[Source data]
_ _ _ _ _

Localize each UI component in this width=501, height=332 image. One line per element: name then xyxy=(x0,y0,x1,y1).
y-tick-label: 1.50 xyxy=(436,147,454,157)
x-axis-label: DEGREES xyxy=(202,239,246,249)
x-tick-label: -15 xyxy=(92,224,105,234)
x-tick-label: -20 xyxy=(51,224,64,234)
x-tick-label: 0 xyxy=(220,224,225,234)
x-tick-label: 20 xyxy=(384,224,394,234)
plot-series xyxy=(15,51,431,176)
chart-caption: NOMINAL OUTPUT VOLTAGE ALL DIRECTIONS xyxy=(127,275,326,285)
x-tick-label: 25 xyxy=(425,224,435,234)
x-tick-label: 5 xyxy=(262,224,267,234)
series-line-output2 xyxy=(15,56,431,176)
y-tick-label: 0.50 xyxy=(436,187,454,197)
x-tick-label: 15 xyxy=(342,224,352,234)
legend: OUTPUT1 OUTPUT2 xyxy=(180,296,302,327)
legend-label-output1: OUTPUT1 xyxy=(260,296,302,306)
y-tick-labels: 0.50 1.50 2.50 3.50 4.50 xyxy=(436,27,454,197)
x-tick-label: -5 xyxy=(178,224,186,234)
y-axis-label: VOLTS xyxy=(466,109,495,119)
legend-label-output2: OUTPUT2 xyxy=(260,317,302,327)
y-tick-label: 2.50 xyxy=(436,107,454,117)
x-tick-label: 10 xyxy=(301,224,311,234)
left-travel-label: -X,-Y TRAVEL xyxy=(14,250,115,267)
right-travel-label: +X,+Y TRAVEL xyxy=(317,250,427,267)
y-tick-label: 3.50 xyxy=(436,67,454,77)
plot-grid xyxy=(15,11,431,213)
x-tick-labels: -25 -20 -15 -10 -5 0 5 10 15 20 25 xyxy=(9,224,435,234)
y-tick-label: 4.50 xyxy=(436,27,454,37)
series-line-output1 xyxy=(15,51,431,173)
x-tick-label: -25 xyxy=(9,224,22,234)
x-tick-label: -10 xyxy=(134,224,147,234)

_ _ _ _ _

* _Exercise aim_:
Copy the source data above line for line, with no changes.

* _Result of the exercise_:
Localize each UI component in this width=501, height=332 image. One line per element: name then xyxy=(x0,y0,x1,y1).
y-tick-label: 1.50 xyxy=(436,147,454,157)
x-axis-label: DEGREES xyxy=(202,239,246,249)
x-tick-label: -15 xyxy=(92,224,105,234)
x-tick-label: -20 xyxy=(51,224,64,234)
x-tick-label: 0 xyxy=(220,224,225,234)
x-tick-label: 20 xyxy=(384,224,394,234)
plot-series xyxy=(15,51,431,176)
chart-caption: NOMINAL OUTPUT VOLTAGE ALL DIRECTIONS xyxy=(127,275,326,285)
x-tick-label: 25 xyxy=(425,224,435,234)
x-tick-label: 5 xyxy=(262,224,267,234)
series-line-output2 xyxy=(15,56,431,176)
y-tick-label: 0.50 xyxy=(436,187,454,197)
x-tick-label: 15 xyxy=(342,224,352,234)
legend: OUTPUT1 OUTPUT2 xyxy=(180,296,302,327)
legend-label-output1: OUTPUT1 xyxy=(260,296,302,306)
y-tick-labels: 0.50 1.50 2.50 3.50 4.50 xyxy=(436,27,454,197)
x-tick-label: -5 xyxy=(178,224,186,234)
y-axis-label: VOLTS xyxy=(466,109,495,119)
legend-label-output2: OUTPUT2 xyxy=(260,317,302,327)
y-tick-label: 2.50 xyxy=(436,107,454,117)
x-tick-label: 10 xyxy=(301,224,311,234)
left-travel-label: -X,-Y TRAVEL xyxy=(14,250,115,267)
right-travel-label: +X,+Y TRAVEL xyxy=(317,250,427,267)
y-tick-label: 3.50 xyxy=(436,67,454,77)
plot-grid xyxy=(15,11,431,213)
x-tick-labels: -25 -20 -15 -10 -5 0 5 10 15 20 25 xyxy=(9,224,435,234)
y-tick-label: 4.50 xyxy=(436,27,454,37)
series-line-output1 xyxy=(15,51,431,173)
x-tick-label: -25 xyxy=(9,224,22,234)
x-tick-label: -10 xyxy=(134,224,147,234)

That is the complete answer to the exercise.